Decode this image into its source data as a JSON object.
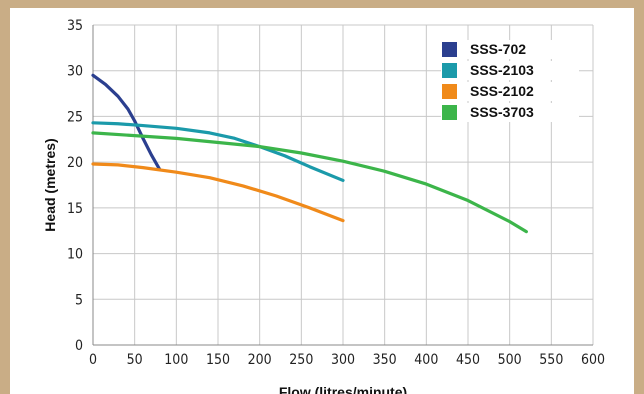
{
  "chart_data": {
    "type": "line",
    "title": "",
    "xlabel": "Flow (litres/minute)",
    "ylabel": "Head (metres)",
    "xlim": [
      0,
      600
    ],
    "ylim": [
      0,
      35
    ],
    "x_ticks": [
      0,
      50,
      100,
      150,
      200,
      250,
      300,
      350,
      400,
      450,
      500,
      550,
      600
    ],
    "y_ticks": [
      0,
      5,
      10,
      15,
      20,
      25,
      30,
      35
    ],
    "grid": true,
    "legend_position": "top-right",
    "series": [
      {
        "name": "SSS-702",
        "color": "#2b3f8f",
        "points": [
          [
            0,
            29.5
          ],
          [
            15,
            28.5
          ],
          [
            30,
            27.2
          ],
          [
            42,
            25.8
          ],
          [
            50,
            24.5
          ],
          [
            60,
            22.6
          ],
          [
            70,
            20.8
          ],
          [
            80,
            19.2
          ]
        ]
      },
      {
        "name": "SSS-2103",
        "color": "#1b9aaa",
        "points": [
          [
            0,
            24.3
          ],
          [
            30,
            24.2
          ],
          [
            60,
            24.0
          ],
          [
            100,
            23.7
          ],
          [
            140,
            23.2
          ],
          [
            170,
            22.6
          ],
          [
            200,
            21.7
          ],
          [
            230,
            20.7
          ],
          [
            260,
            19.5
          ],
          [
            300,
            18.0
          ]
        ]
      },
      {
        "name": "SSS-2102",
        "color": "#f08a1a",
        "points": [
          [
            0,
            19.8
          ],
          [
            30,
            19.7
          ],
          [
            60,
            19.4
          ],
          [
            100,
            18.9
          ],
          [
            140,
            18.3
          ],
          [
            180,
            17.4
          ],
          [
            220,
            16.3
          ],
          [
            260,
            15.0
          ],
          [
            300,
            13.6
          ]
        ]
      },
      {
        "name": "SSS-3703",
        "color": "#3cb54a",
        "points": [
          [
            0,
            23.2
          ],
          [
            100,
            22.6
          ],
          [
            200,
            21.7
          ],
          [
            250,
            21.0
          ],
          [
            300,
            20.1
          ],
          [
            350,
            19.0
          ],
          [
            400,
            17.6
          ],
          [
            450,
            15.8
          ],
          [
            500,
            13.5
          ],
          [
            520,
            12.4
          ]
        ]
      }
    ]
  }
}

-*-*-

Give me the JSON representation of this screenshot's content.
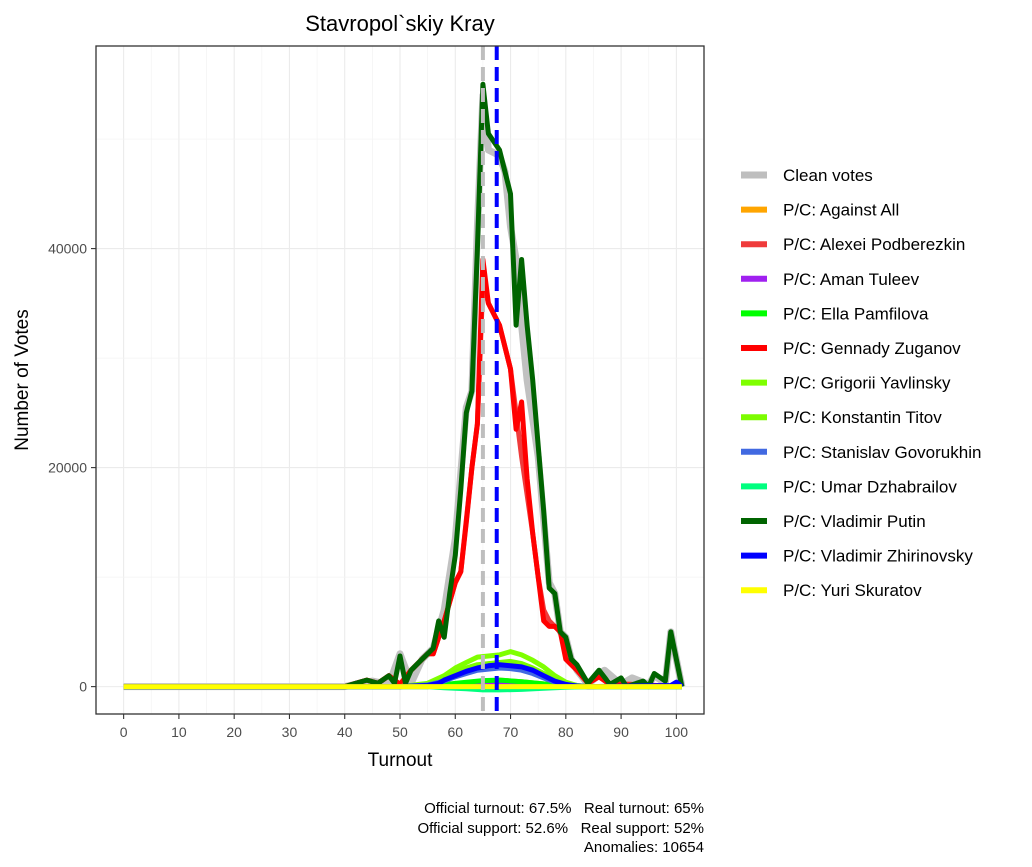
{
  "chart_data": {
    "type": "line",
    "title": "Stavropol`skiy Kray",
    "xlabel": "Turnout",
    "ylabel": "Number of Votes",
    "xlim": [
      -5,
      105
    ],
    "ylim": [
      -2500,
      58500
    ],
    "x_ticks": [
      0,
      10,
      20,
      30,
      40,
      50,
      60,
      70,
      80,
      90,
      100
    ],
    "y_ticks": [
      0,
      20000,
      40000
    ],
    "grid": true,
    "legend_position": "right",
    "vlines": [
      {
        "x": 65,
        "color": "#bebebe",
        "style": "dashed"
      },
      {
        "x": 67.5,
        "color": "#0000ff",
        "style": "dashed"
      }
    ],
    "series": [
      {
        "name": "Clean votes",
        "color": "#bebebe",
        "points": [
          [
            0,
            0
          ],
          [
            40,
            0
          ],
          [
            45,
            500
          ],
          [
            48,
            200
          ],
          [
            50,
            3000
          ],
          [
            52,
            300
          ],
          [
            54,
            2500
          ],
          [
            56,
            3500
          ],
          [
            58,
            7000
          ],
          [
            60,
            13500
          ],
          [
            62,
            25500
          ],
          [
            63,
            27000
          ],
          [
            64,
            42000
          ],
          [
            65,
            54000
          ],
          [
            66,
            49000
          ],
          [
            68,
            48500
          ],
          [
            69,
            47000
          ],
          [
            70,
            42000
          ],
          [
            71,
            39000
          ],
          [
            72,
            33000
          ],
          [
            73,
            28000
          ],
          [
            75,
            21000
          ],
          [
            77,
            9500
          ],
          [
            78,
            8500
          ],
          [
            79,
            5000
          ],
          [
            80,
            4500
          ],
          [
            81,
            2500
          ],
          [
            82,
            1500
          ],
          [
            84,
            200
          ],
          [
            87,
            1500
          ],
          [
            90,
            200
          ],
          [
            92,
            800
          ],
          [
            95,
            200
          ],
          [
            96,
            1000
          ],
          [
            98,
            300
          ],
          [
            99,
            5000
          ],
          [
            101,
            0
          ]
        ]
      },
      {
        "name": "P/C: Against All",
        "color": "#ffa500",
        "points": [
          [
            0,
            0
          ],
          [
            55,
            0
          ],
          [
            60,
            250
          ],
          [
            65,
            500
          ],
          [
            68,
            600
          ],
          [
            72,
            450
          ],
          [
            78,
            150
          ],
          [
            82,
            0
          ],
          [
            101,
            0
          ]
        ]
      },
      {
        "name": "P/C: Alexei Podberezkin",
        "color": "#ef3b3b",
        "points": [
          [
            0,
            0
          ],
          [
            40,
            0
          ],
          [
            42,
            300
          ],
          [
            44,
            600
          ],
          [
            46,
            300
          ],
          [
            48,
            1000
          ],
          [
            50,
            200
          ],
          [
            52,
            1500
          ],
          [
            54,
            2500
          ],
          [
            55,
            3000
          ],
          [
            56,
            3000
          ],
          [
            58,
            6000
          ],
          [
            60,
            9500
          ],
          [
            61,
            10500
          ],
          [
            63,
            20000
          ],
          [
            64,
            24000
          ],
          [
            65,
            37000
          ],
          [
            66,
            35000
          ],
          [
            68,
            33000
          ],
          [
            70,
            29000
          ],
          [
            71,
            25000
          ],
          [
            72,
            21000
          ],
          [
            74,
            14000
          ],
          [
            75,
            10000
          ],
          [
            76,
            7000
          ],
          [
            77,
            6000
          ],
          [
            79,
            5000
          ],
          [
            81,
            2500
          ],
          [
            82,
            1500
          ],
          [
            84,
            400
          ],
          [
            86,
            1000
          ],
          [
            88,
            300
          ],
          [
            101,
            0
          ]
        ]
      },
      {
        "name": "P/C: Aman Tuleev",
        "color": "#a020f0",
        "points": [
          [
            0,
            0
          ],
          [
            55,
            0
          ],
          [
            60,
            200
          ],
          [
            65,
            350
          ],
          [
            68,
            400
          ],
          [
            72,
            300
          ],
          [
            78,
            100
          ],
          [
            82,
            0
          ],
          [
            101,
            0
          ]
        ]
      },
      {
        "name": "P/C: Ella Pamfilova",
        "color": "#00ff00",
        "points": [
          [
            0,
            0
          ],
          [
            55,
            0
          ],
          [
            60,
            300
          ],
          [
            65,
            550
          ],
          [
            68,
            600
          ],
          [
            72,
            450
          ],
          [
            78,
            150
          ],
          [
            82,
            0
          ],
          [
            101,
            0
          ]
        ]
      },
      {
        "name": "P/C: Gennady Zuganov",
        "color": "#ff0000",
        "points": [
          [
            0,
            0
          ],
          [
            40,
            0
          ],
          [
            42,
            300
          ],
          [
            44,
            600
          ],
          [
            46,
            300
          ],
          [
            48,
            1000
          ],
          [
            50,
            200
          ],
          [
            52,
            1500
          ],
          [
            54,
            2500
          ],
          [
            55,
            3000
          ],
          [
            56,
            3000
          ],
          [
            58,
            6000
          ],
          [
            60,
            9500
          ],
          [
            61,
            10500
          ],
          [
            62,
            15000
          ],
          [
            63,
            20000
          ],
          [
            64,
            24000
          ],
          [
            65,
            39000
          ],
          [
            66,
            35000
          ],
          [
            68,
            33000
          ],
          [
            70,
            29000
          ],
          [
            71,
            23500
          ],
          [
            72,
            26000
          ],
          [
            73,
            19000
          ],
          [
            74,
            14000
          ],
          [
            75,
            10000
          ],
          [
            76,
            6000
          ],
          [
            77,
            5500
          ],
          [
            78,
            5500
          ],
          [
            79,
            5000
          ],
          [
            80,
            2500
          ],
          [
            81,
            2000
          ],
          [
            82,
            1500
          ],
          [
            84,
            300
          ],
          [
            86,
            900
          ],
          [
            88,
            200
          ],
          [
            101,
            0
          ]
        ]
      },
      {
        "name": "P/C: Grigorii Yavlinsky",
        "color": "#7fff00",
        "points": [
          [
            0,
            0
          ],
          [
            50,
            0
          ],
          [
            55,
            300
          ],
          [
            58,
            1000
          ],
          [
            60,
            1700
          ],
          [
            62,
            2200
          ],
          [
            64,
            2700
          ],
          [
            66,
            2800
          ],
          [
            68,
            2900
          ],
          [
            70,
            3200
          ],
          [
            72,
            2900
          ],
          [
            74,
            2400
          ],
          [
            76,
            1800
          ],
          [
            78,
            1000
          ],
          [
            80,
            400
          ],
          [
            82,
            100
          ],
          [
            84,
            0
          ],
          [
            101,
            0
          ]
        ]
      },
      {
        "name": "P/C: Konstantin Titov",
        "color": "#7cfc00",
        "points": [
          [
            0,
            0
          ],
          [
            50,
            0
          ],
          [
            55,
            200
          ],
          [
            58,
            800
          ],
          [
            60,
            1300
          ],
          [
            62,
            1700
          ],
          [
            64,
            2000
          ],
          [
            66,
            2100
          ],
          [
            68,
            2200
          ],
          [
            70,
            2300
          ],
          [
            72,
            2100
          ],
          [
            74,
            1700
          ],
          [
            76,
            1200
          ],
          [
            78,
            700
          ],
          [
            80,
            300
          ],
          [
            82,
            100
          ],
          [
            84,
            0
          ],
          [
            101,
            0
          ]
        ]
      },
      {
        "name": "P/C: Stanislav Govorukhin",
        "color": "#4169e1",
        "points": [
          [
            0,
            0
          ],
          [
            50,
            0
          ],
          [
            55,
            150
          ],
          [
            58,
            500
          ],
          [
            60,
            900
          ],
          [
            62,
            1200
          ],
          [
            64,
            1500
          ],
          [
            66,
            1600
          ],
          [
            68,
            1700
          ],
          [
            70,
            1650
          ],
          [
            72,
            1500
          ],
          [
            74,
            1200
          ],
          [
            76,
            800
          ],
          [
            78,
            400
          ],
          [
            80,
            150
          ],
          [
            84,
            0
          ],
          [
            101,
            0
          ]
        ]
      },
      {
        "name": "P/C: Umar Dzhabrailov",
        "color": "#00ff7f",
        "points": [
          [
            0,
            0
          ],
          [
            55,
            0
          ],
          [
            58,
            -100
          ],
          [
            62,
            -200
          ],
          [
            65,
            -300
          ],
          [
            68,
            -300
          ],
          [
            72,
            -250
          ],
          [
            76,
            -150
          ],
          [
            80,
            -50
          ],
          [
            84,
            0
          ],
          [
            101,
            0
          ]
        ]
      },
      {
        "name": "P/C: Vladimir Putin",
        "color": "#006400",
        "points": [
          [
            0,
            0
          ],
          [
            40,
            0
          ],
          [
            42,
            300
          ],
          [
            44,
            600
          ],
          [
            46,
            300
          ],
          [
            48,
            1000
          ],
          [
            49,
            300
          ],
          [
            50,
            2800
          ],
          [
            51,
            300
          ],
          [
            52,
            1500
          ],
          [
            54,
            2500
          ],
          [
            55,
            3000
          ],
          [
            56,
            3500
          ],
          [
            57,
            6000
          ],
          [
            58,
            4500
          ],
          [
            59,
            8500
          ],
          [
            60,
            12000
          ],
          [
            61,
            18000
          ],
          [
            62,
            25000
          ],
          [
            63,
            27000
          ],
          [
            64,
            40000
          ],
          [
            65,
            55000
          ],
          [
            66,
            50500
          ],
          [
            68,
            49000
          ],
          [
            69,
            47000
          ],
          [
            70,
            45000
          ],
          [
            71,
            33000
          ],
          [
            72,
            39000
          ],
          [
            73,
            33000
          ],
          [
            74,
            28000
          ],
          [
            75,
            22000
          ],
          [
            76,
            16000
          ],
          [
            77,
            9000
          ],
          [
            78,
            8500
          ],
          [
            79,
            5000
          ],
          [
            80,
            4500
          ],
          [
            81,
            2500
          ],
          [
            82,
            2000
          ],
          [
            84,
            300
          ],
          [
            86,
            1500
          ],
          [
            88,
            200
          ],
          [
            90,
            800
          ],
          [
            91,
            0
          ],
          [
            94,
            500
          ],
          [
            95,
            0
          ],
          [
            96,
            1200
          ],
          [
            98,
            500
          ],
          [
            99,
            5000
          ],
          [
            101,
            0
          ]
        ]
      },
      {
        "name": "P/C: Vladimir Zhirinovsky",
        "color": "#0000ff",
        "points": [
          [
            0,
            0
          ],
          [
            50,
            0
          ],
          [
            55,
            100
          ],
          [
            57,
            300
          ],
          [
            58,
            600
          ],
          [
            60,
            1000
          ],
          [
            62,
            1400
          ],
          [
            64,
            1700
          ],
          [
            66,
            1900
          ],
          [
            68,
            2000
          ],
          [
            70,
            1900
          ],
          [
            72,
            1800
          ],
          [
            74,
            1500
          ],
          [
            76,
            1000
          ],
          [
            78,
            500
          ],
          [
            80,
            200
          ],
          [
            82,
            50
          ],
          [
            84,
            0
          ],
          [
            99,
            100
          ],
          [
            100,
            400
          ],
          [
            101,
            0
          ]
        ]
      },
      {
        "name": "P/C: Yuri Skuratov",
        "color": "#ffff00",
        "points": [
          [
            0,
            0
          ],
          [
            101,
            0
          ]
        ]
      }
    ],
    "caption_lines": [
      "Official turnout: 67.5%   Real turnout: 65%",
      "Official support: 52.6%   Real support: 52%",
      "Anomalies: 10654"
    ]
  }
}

-*-*-

_PROBLEM TO SOLVE_
Which lines above contain "Vladimir"? Show each of them.

_ANSWER TO THIS TASK_
        "name": "P/C: Vladimir Putin",
        "name": "P/C: Vladimir Zhirinovsky",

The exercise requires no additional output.